Keep the pictures out of the copy and print all the entries below exactly.
------ Input data
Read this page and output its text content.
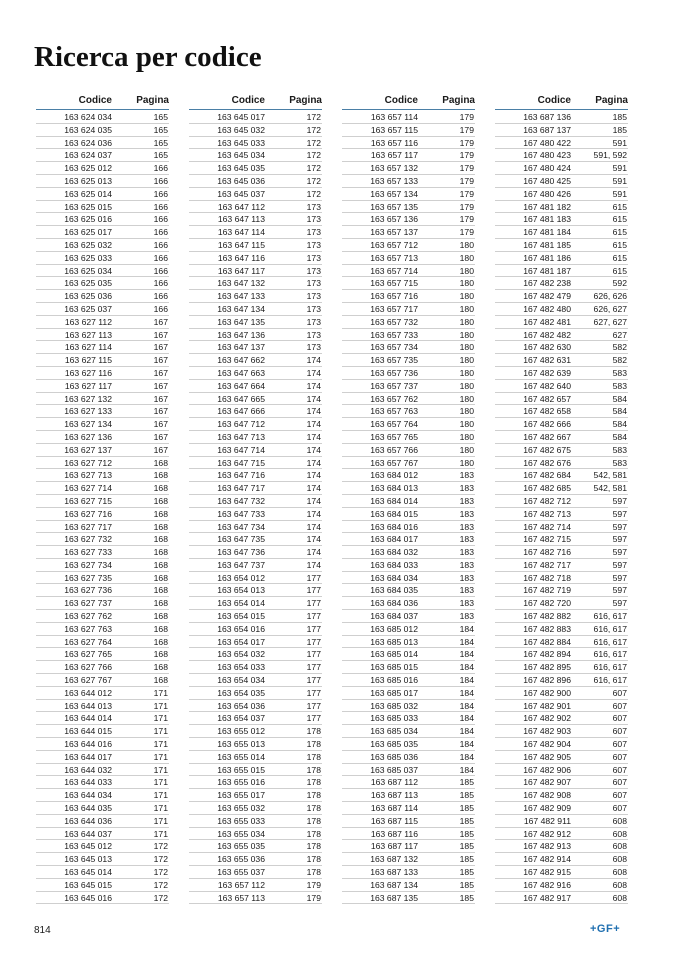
Ricerca per codice
Codice	Pagina
163 624 034	165
163 624 035	165
163 624 036	165
163 624 037	165
163 625 012	166
163 625 013	166
163 625 014	166
163 625 015	166
163 625 016	166
163 625 017	166
163 625 032	166
163 625 033	166
163 625 034	166
163 625 035	166
163 625 036	166
163 625 037	166
163 627 112	167
163 627 113	167
163 627 114	167
163 627 115	167
163 627 116	167
163 627 117	167
163 627 132	167
163 627 133	167
163 627 134	167
163 627 136	167
163 627 137	167
163 627 712	168
163 627 713	168
163 627 714	168
163 627 715	168
163 627 716	168
163 627 717	168
163 627 732	168
163 627 733	168
163 627 734	168
163 627 735	168
163 627 736	168
163 627 737	168
163 627 762	168
163 627 763	168
163 627 764	168
163 627 765	168
163 627 766	168
163 627 767	168
163 644 012	171
163 644 013	171
163 644 014	171
163 644 015	171
163 644 016	171
163 644 017	171
163 644 032	171
163 644 033	171
163 644 034	171
163 644 035	171
163 644 036	171
163 644 037	171
163 645 012	172
163 645 013	172
163 645 014	172
163 645 015	172
163 645 016	172
Codice	Pagina
163 645 017	172
163 645 032	172
163 645 033	172
163 645 034	172
163 645 035	172
163 645 036	172
163 645 037	172
163 647 112	173
163 647 113	173
163 647 114	173
163 647 115	173
163 647 116	173
163 647 117	173
163 647 132	173
163 647 133	173
163 647 134	173
163 647 135	173
163 647 136	173
163 647 137	173
163 647 662	174
163 647 663	174
163 647 664	174
163 647 665	174
163 647 666	174
163 647 712	174
163 647 713	174
163 647 714	174
163 647 715	174
163 647 716	174
163 647 717	174
163 647 732	174
163 647 733	174
163 647 734	174
163 647 735	174
163 647 736	174
163 647 737	174
163 654 012	177
163 654 013	177
163 654 014	177
163 654 015	177
163 654 016	177
163 654 017	177
163 654 032	177
163 654 033	177
163 654 034	177
163 654 035	177
163 654 036	177
163 654 037	177
163 655 012	178
163 655 013	178
163 655 014	178
163 655 015	178
163 655 016	178
163 655 017	178
163 655 032	178
163 655 033	178
163 655 034	178
163 655 035	178
163 655 036	178
163 655 037	178
163 657 112	179
163 657 113	179
Codice	Pagina
163 657 114	179
163 657 115	179
163 657 116	179
163 657 117	179
163 657 132	179
163 657 133	179
163 657 134	179
163 657 135	179
163 657 136	179
163 657 137	179
163 657 712	180
163 657 713	180
163 657 714	180
163 657 715	180
163 657 716	180
163 657 717	180
163 657 732	180
163 657 733	180
163 657 734	180
163 657 735	180
163 657 736	180
163 657 737	180
163 657 762	180
163 657 763	180
163 657 764	180
163 657 765	180
163 657 766	180
163 657 767	180
163 684 012	183
163 684 013	183
163 684 014	183
163 684 015	183
163 684 016	183
163 684 017	183
163 684 032	183
163 684 033	183
163 684 034	183
163 684 035	183
163 684 036	183
163 684 037	183
163 685 012	184
163 685 013	184
163 685 014	184
163 685 015	184
163 685 016	184
163 685 017	184
163 685 032	184
163 685 033	184
163 685 034	184
163 685 035	184
163 685 036	184
163 685 037	184
163 687 112	185
163 687 113	185
163 687 114	185
163 687 115	185
163 687 116	185
163 687 117	185
163 687 132	185
163 687 133	185
163 687 134	185
163 687 135	185
Codice	Pagina
163 687 136	185
163 687 137	185
167 480 422	591
167 480 423	591, 592
167 480 424	591
167 480 425	591
167 480 426	591
167 481 182	615
167 481 183	615
167 481 184	615
167 481 185	615
167 481 186	615
167 481 187	615
167 482 238	592
167 482 479	626, 626
167 482 480	626, 627
167 482 481	627, 627
167 482 482	627
167 482 630	582
167 482 631	582
167 482 639	583
167 482 640	583
167 482 657	584
167 482 658	584
167 482 666	584
167 482 667	584
167 482 675	583
167 482 676	583
167 482 684	542, 581
167 482 685	542, 581
167 482 712	597
167 482 713	597
167 482 714	597
167 482 715	597
167 482 716	597
167 482 717	597
167 482 718	597
167 482 719	597
167 482 720	597
167 482 882	616, 617
167 482 883	616, 617
167 482 884	616, 617
167 482 894	616, 617
167 482 895	616, 617
167 482 896	616, 617
167 482 900	607
167 482 901	607
167 482 902	607
167 482 903	607
167 482 904	607
167 482 905	607
167 482 906	607
167 482 907	607
167 482 908	607
167 482 909	607
167 482 911	608
167 482 912	608
167 482 913	608
167 482 914	608
167 482 915	608
167 482 916	608
167 482 917	608
814	+GF+
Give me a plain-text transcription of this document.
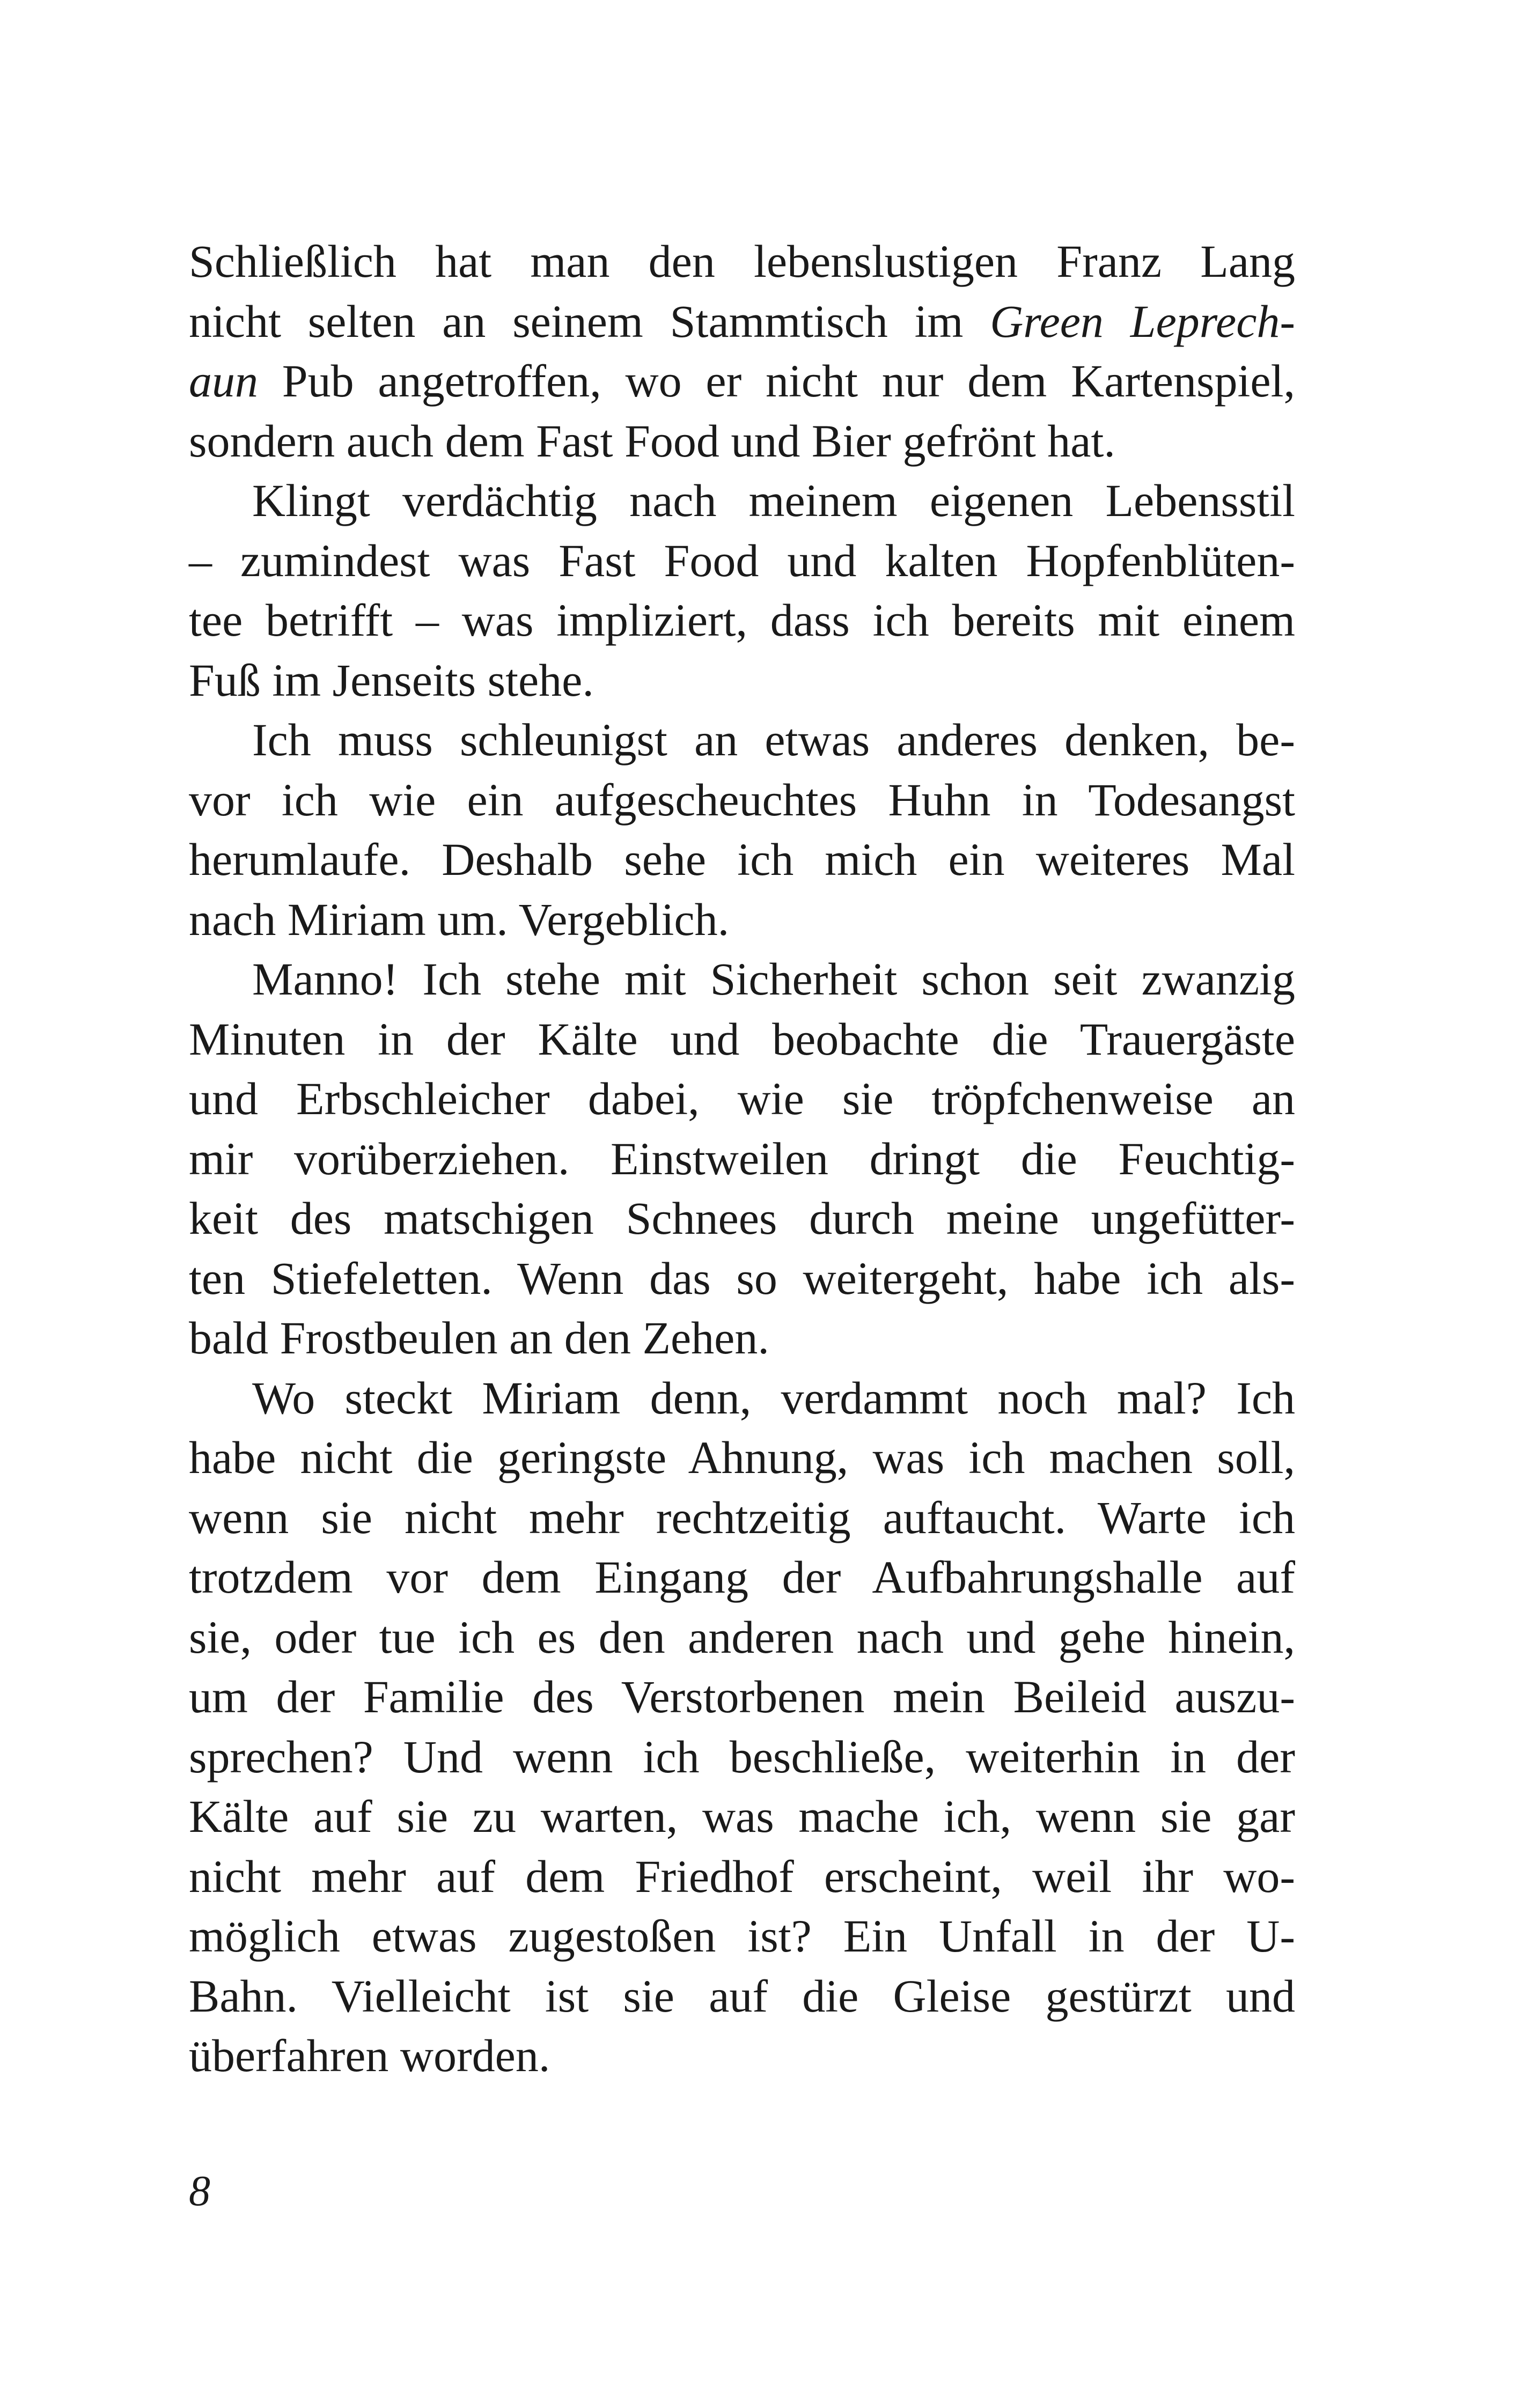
Schließlich hat man den lebenslustigen Franz Lang
nicht selten an seinem Stammtisch im Green Leprech-
aun Pub angetroffen, wo er nicht nur dem Kartenspiel,
sondern auch dem Fast Food und Bier gefrönt hat.
Klingt verdächtig nach meinem eigenen Lebensstil
– zumindest was Fast Food und kalten Hopfenblüten-
tee betrifft – was impliziert, dass ich bereits mit einem
Fuß im Jenseits stehe.
Ich muss schleunigst an etwas anderes denken, be-
vor ich wie ein aufgescheuchtes Huhn in Todesangst
herumlaufe. Deshalb sehe ich mich ein weiteres Mal
nach Miriam um. Vergeblich.
Manno! Ich stehe mit Sicherheit schon seit zwanzig
Minuten in der Kälte und beobachte die Trauergäste
und Erbschleicher dabei, wie sie tröpfchenweise an
mir vorüberziehen. Einstweilen dringt die Feuchtig-
keit des matschigen Schnees durch meine ungefütter-
ten Stiefeletten. Wenn das so weitergeht, habe ich als-
bald Frostbeulen an den Zehen.
Wo steckt Miriam denn, verdammt noch mal? Ich
habe nicht die geringste Ahnung, was ich machen soll,
wenn sie nicht mehr rechtzeitig auftaucht. Warte ich
trotzdem vor dem Eingang der Aufbahrungshalle auf
sie, oder tue ich es den anderen nach und gehe hinein,
um der Familie des Verstorbenen mein Beileid auszu-
sprechen? Und wenn ich beschließe, weiterhin in der
Kälte auf sie zu warten, was mache ich, wenn sie gar
nicht mehr auf dem Friedhof erscheint, weil ihr wo-
möglich etwas zugestoßen ist? Ein Unfall in der U-
Bahn. Vielleicht ist sie auf die Gleise gestürzt und
überfahren worden.
8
------------
■ **Reply**
Read this page and output its text content.
Ricerca per codice
Codice	Pagina
163 624 034	165
163 624 035	165
163 624 036	165
163 624 037	165
163 625 012	166
163 625 013	166
163 625 014	166
163 625 015	166
163 625 016	166
163 625 017	166
163 625 032	166
163 625 033	166
163 625 034	166
163 625 035	166
163 625 036	166
163 625 037	166
163 627 112	167
163 627 113	167
163 627 114	167
163 627 115	167
163 627 116	167
163 627 117	167
163 627 132	167
163 627 133	167
163 627 134	167
163 627 136	167
163 627 137	167
163 627 712	168
163 627 713	168
163 627 714	168
163 627 715	168
163 627 716	168
163 627 717	168
163 627 732	168
163 627 733	168
163 627 734	168
163 627 735	168
163 627 736	168
163 627 737	168
163 627 762	168
163 627 763	168
163 627 764	168
163 627 765	168
163 627 766	168
163 627 767	168
163 644 012	171
163 644 013	171
163 644 014	171
163 644 015	171
163 644 016	171
163 644 017	171
163 644 032	171
163 644 033	171
163 644 034	171
163 644 035	171
163 644 036	171
163 644 037	171
163 645 012	172
163 645 013	172
163 645 014	172
163 645 015	172
163 645 016	172
Codice	Pagina
163 645 017	172
163 645 032	172
163 645 033	172
163 645 034	172
163 645 035	172
163 645 036	172
163 645 037	172
163 647 112	173
163 647 113	173
163 647 114	173
163 647 115	173
163 647 116	173
163 647 117	173
163 647 132	173
163 647 133	173
163 647 134	173
163 647 135	173
163 647 136	173
163 647 137	173
163 647 662	174
163 647 663	174
163 647 664	174
163 647 665	174
163 647 666	174
163 647 712	174
163 647 713	174
163 647 714	174
163 647 715	174
163 647 716	174
163 647 717	174
163 647 732	174
163 647 733	174
163 647 734	174
163 647 735	174
163 647 736	174
163 647 737	174
163 654 012	177
163 654 013	177
163 654 014	177
163 654 015	177
163 654 016	177
163 654 017	177
163 654 032	177
163 654 033	177
163 654 034	177
163 654 035	177
163 654 036	177
163 654 037	177
163 655 012	178
163 655 013	178
163 655 014	178
163 655 015	178
163 655 016	178
163 655 017	178
163 655 032	178
163 655 033	178
163 655 034	178
163 655 035	178
163 655 036	178
163 655 037	178
163 657 112	179
163 657 113	179
Codice	Pagina
163 657 114	179
163 657 115	179
163 657 116	179
163 657 117	179
163 657 132	179
163 657 133	179
163 657 134	179
163 657 135	179
163 657 136	179
163 657 137	179
163 657 712	180
163 657 713	180
163 657 714	180
163 657 715	180
163 657 716	180
163 657 717	180
163 657 732	180
163 657 733	180
163 657 734	180
163 657 735	180
163 657 736	180
163 657 737	180
163 657 762	180
163 657 763	180
163 657 764	180
163 657 765	180
163 657 766	180
163 657 767	180
163 684 012	183
163 684 013	183
163 684 014	183
163 684 015	183
163 684 016	183
163 684 017	183
163 684 032	183
163 684 033	183
163 684 034	183
163 684 035	183
163 684 036	183
163 684 037	183
163 685 012	184
163 685 013	184
163 685 014	184
163 685 015	184
163 685 016	184
163 685 017	184
163 685 032	184
163 685 033	184
163 685 034	184
163 685 035	184
163 685 036	184
163 685 037	184
163 687 112	185
163 687 113	185
163 687 114	185
163 687 115	185
163 687 116	185
163 687 117	185
163 687 132	185
163 687 133	185
163 687 134	185
163 687 135	185
Codice	Pagina
163 687 136	185
163 687 137	185
167 480 422	591
167 480 423	591, 592
167 480 424	591
167 480 425	591
167 480 426	591
167 481 182	615
167 481 183	615
167 481 184	615
167 481 185	615
167 481 186	615
167 481 187	615
167 482 238	592
167 482 479	626, 626
167 482 480	626, 627
167 482 481	627, 627
167 482 482	627
167 482 630	582
167 482 631	582
167 482 639	583
167 482 640	583
167 482 657	584
167 482 658	584
167 482 666	584
167 482 667	584
167 482 675	583
167 482 676	583
167 482 684	542, 581
167 482 685	542, 581
167 482 712	597
167 482 713	597
167 482 714	597
167 482 715	597
167 482 716	597
167 482 717	597
167 482 718	597
167 482 719	597
167 482 720	597
167 482 882	616, 617
167 482 883	616, 617
167 482 884	616, 617
167 482 894	616, 617
167 482 895	616, 617
167 482 896	616, 617
167 482 900	607
167 482 901	607
167 482 902	607
167 482 903	607
167 482 904	607
167 482 905	607
167 482 906	607
167 482 907	607
167 482 908	607
167 482 909	607
167 482 911	608
167 482 912	608
167 482 913	608
167 482 914	608
167 482 915	608
167 482 916	608
167 482 917	608
814	+GF+
Give me a plain-text transcription of this document.
Schließlich hat man den lebenslustigen Franz Lang
nicht selten an seinem Stammtisch im Green Leprech-
aun Pub angetroffen, wo er nicht nur dem Kartenspiel,
sondern auch dem Fast Food und Bier gefrönt hat.
Klingt verdächtig nach meinem eigenen Lebensstil
– zumindest was Fast Food und kalten Hopfenblüten-
tee betrifft – was impliziert, dass ich bereits mit einem
Fuß im Jenseits stehe.
Ich muss schleunigst an etwas anderes denken, be-
vor ich wie ein aufgescheuchtes Huhn in Todesangst
herumlaufe. Deshalb sehe ich mich ein weiteres Mal
nach Miriam um. Vergeblich.
Manno! Ich stehe mit Sicherheit schon seit zwanzig
Minuten in der Kälte und beobachte die Trauergäste
und Erbschleicher dabei, wie sie tröpfchenweise an
mir vorüberziehen. Einstweilen dringt die Feuchtig-
keit des matschigen Schnees durch meine ungefütter-
ten Stiefeletten. Wenn das so weitergeht, habe ich als-
bald Frostbeulen an den Zehen.
Wo steckt Miriam denn, verdammt noch mal? Ich
habe nicht die geringste Ahnung, was ich machen soll,
wenn sie nicht mehr rechtzeitig auftaucht. Warte ich
trotzdem vor dem Eingang der Aufbahrungshalle auf
sie, oder tue ich es den anderen nach und gehe hinein,
um der Familie des Verstorbenen mein Beileid auszu-
sprechen? Und wenn ich beschließe, weiterhin in der
Kälte auf sie zu warten, was mache ich, wenn sie gar
nicht mehr auf dem Friedhof erscheint, weil ihr wo-
möglich etwas zugestoßen ist? Ein Unfall in der U-
Bahn. Vielleicht ist sie auf die Gleise gestürzt und
überfahren worden.
8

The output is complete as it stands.